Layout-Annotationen
■ ■ ■

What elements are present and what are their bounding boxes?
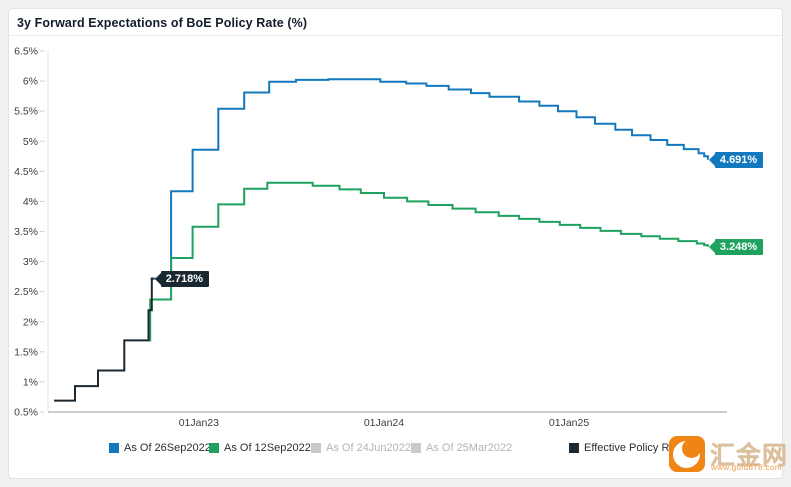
svg-text:5.5%: 5.5% (14, 106, 38, 118)
legend-item-as-of-12sep2022[interactable]: As Of 12Sep2022 (209, 441, 311, 454)
svg-text:6%: 6% (23, 76, 38, 88)
svg-text:3%: 3% (23, 256, 38, 268)
svg-text:4%: 4% (23, 196, 38, 208)
series-end-value: 2.718% (165, 272, 203, 285)
title-divider (9, 35, 782, 36)
svg-text:01Jan23: 01Jan23 (179, 417, 219, 429)
legend-item-effective-policy-rate[interactable]: Effective Policy Rate (569, 441, 685, 454)
svg-text:0.5%: 0.5% (14, 407, 38, 419)
legend-swatch-icon (109, 442, 119, 453)
svg-text:2.5%: 2.5% (14, 286, 38, 298)
series-end-label: 2.718% (154, 270, 209, 287)
svg-text:01Jan24: 01Jan24 (364, 417, 404, 429)
svg-text:1.5%: 1.5% (14, 346, 38, 358)
callout-arrow-icon (154, 271, 162, 286)
legend-item-as-of-26sep2022[interactable]: As Of 26Sep2022 (109, 441, 211, 454)
legend-label: Effective Policy Rate (584, 441, 685, 454)
legend-label: As Of 12Sep2022 (224, 441, 311, 454)
callout-arrow-icon (708, 239, 716, 254)
legend-label: As Of 24Jun2022 (326, 441, 412, 454)
legend-item-as-of-24jun2022[interactable]: As Of 24Jun2022 (311, 441, 411, 454)
svg-text:6.5%: 6.5% (14, 46, 38, 58)
chart-legend: As Of 26Sep2022 As Of 12Sep2022 As Of 24Ju… (9, 9, 782, 478)
watermark-url: www.gold678.com (711, 463, 782, 472)
series-end-value: 3.248% (719, 240, 758, 253)
svg-text:2%: 2% (23, 316, 38, 328)
legend-label: As Of 25Mar2022 (426, 441, 513, 454)
chart-canvas[interactable]: 6.5% 6% 5.5% 5% 4.5% 4% 3.5% 3% 2.5% 2% 1.5% 1% 0.5%… (9, 9, 784, 480)
svg-text:4.5%: 4.5% (14, 166, 38, 178)
legend-label: As Of 26Sep2022 (124, 441, 211, 454)
svg-text:01Jan25: 01Jan25 (549, 417, 589, 429)
legend-item-as-of-25mar2022[interactable]: As Of 25Mar2022 (411, 441, 512, 454)
svg-text:3.5%: 3.5% (14, 226, 38, 238)
callout-arrow-icon (708, 152, 716, 167)
svg-text:1%: 1% (23, 376, 38, 388)
huijin-logo-icon (669, 436, 705, 472)
legend-swatch-icon (311, 442, 321, 453)
chart-card: 3y Forward Expectations of BoE Policy Ra… (8, 8, 789, 480)
legend-swatch-icon (569, 442, 579, 453)
svg-text:5%: 5% (23, 136, 38, 148)
legend-swatch-icon (411, 442, 421, 453)
series-end-value: 4.691% (719, 153, 758, 166)
watermark-brand: 汇金网 (710, 442, 789, 470)
legend-swatch-icon (209, 442, 219, 453)
series-end-label: 3.248% (708, 238, 764, 255)
series-end-label: 4.691% (708, 151, 764, 168)
chart-title: 3y Forward Expectations of BoE Policy Ra… (17, 16, 308, 30)
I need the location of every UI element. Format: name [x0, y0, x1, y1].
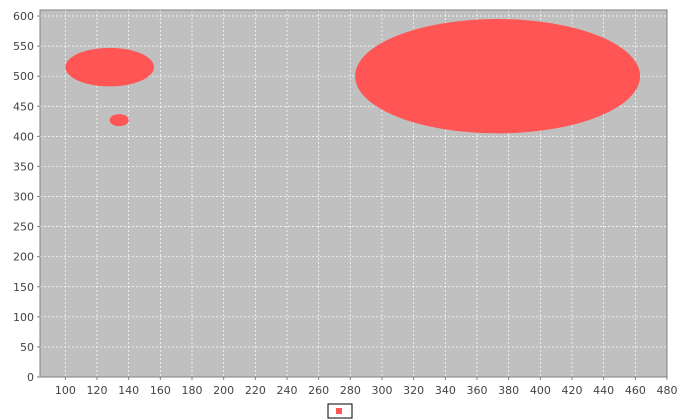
- x-axis: 100 120 140 160 180 200 220 240 260 280 300 320 340 3…: [55, 377, 678, 397]
- x-tick-label: 280: [340, 384, 361, 397]
- bubble: [65, 47, 154, 87]
- x-tick-label: 300: [372, 384, 393, 397]
- bubble: [109, 114, 129, 127]
- bubble: [355, 19, 641, 134]
- y-tick-label: 550: [13, 40, 34, 53]
- x-tick-label: 320: [403, 384, 424, 397]
- legend-swatch: [336, 408, 342, 414]
- y-axis: 0 50 100 150 200 250 300 350 400 450 500 550 600: [13, 10, 40, 384]
- y-tick-label: 250: [13, 221, 34, 234]
- y-tick-label: 500: [13, 70, 34, 83]
- y-tick-label: 100: [13, 311, 34, 324]
- y-tick-label: 400: [13, 130, 34, 143]
- x-tick-label: 340: [435, 384, 456, 397]
- y-tick-label: 600: [13, 10, 34, 23]
- x-tick-label: 220: [245, 384, 266, 397]
- x-tick-label: 240: [277, 384, 298, 397]
- x-tick-label: 160: [150, 384, 171, 397]
- x-tick-label: 140: [118, 384, 139, 397]
- x-tick-label: 460: [625, 384, 646, 397]
- legend: [327, 403, 353, 419]
- y-tick-label: 300: [13, 191, 34, 204]
- x-tick-label: 380: [498, 384, 519, 397]
- y-tick-label: 200: [13, 251, 34, 264]
- x-tick-label: 260: [308, 384, 329, 397]
- x-tick-label: 200: [213, 384, 234, 397]
- y-tick-label: 0: [27, 371, 34, 384]
- x-tick-label: 440: [593, 384, 614, 397]
- y-tick-label: 50: [20, 341, 34, 354]
- x-tick-label: 420: [562, 384, 583, 397]
- x-tick-label: 480: [657, 384, 678, 397]
- y-tick-label: 350: [13, 160, 34, 173]
- x-tick-label: 180: [182, 384, 203, 397]
- x-tick-label: 400: [530, 384, 551, 397]
- y-tick-label: 150: [13, 281, 34, 294]
- x-tick-label: 100: [55, 384, 76, 397]
- y-tick-label: 450: [13, 100, 34, 113]
- plot-border: [39, 9, 668, 378]
- x-tick-label: 120: [87, 384, 108, 397]
- bubbles-layer: [65, 19, 641, 134]
- x-tick-label: 360: [467, 384, 488, 397]
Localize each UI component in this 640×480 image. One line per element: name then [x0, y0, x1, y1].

■ ■ ■

### Aufgabenstellung
Schreib bitte alle Zeilen oben Wort für Wort ab und lass dabei die Bilder weg.

### Ergebnis
What elements are present and what are their bounding boxes?
svg-text:5.5%: 5.5% (14, 106, 38, 118)
legend-item-as-of-12sep2022[interactable]: As Of 12Sep2022 (209, 441, 311, 454)
svg-text:6%: 6% (23, 76, 38, 88)
svg-text:3%: 3% (23, 256, 38, 268)
svg-text:4%: 4% (23, 196, 38, 208)
series-end-value: 2.718% (165, 272, 203, 285)
title-divider (9, 35, 782, 36)
svg-text:01Jan23: 01Jan23 (179, 417, 219, 429)
legend-item-effective-policy-rate[interactable]: Effective Policy Rate (569, 441, 685, 454)
svg-text:0.5%: 0.5% (14, 407, 38, 419)
legend-swatch-icon (109, 442, 119, 453)
svg-text:2.5%: 2.5% (14, 286, 38, 298)
series-end-label: 2.718% (154, 270, 209, 287)
svg-text:01Jan24: 01Jan24 (364, 417, 404, 429)
svg-text:1.5%: 1.5% (14, 346, 38, 358)
callout-arrow-icon (154, 271, 162, 286)
legend-item-as-of-26sep2022[interactable]: As Of 26Sep2022 (109, 441, 211, 454)
legend-label: Effective Policy Rate (584, 441, 685, 454)
legend-label: As Of 12Sep2022 (224, 441, 311, 454)
callout-arrow-icon (708, 239, 716, 254)
legend-label: As Of 24Jun2022 (326, 441, 412, 454)
legend-item-as-of-24jun2022[interactable]: As Of 24Jun2022 (311, 441, 411, 454)
svg-text:6.5%: 6.5% (14, 46, 38, 58)
chart-legend: As Of 26Sep2022 As Of 12Sep2022 As Of 24Ju… (9, 9, 782, 478)
watermark-url: www.gold678.com (711, 463, 782, 472)
series-end-value: 3.248% (719, 240, 758, 253)
svg-text:2%: 2% (23, 316, 38, 328)
legend-label: As Of 25Mar2022 (426, 441, 513, 454)
chart-canvas[interactable]: 6.5% 6% 5.5% 5% 4.5% 4% 3.5% 3% 2.5% 2% 1.5% 1% 0.5%… (9, 9, 784, 480)
svg-text:4.5%: 4.5% (14, 166, 38, 178)
legend-label: As Of 26Sep2022 (124, 441, 211, 454)
svg-text:01Jan25: 01Jan25 (549, 417, 589, 429)
legend-item-as-of-25mar2022[interactable]: As Of 25Mar2022 (411, 441, 512, 454)
svg-text:3.5%: 3.5% (14, 226, 38, 238)
callout-arrow-icon (708, 152, 716, 167)
svg-text:1%: 1% (23, 376, 38, 388)
huijin-logo-icon (669, 436, 705, 472)
legend-swatch-icon (311, 442, 321, 453)
chart-card: 3y Forward Expectations of BoE Policy Ra… (8, 8, 789, 480)
legend-swatch-icon (569, 442, 579, 453)
svg-text:5%: 5% (23, 136, 38, 148)
legend-swatch-icon (411, 442, 421, 453)
series-end-value: 4.691% (719, 153, 758, 166)
watermark-brand: 汇金网 (710, 442, 789, 470)
legend-swatch-icon (209, 442, 219, 453)
series-end-label: 3.248% (708, 238, 764, 255)
series-end-label: 4.691% (708, 151, 764, 168)
chart-title: 3y Forward Expectations of BoE Policy Ra… (17, 16, 308, 30)
I need the location of every UI element. Format: name [x0, y0, x1, y1].
- x-axis: 100 120 140 160 180 200 220 240 260 280 300 320 340 3…: [55, 377, 678, 397]
- x-tick-label: 280: [340, 384, 361, 397]
- bubble: [65, 47, 154, 87]
- x-tick-label: 300: [372, 384, 393, 397]
- bubble: [109, 114, 129, 127]
- bubble: [355, 19, 641, 134]
- y-tick-label: 550: [13, 40, 34, 53]
- x-tick-label: 320: [403, 384, 424, 397]
- legend-swatch: [336, 408, 342, 414]
- y-axis: 0 50 100 150 200 250 300 350 400 450 500 550 600: [13, 10, 40, 384]
- y-tick-label: 250: [13, 221, 34, 234]
- y-tick-label: 500: [13, 70, 34, 83]
- y-tick-label: 100: [13, 311, 34, 324]
- y-tick-label: 400: [13, 130, 34, 143]
- x-tick-label: 340: [435, 384, 456, 397]
- y-tick-label: 600: [13, 10, 34, 23]
- x-tick-label: 220: [245, 384, 266, 397]
- x-tick-label: 240: [277, 384, 298, 397]
- x-tick-label: 160: [150, 384, 171, 397]
- x-tick-label: 140: [118, 384, 139, 397]
- x-tick-label: 460: [625, 384, 646, 397]
- legend: [327, 403, 353, 419]
- y-tick-label: 300: [13, 191, 34, 204]
- x-tick-label: 380: [498, 384, 519, 397]
- y-tick-label: 200: [13, 251, 34, 264]
- x-tick-label: 260: [308, 384, 329, 397]
- x-tick-label: 200: [213, 384, 234, 397]
- y-tick-label: 0: [27, 371, 34, 384]
- x-tick-label: 440: [593, 384, 614, 397]
- y-tick-label: 50: [20, 341, 34, 354]
- x-tick-label: 420: [562, 384, 583, 397]
- x-tick-label: 480: [657, 384, 678, 397]
- y-tick-label: 350: [13, 160, 34, 173]
- x-tick-label: 180: [182, 384, 203, 397]
- x-tick-label: 400: [530, 384, 551, 397]
- y-tick-label: 150: [13, 281, 34, 294]
- x-tick-label: 100: [55, 384, 76, 397]
- y-tick-label: 450: [13, 100, 34, 113]
- plot-border: [39, 9, 668, 378]
- x-tick-label: 120: [87, 384, 108, 397]
- bubbles-layer: [65, 19, 641, 134]
- x-tick-label: 360: [467, 384, 488, 397]
Localize each UI component in this 640×480 image. One line per element: name then [x0, y0, x1, y1].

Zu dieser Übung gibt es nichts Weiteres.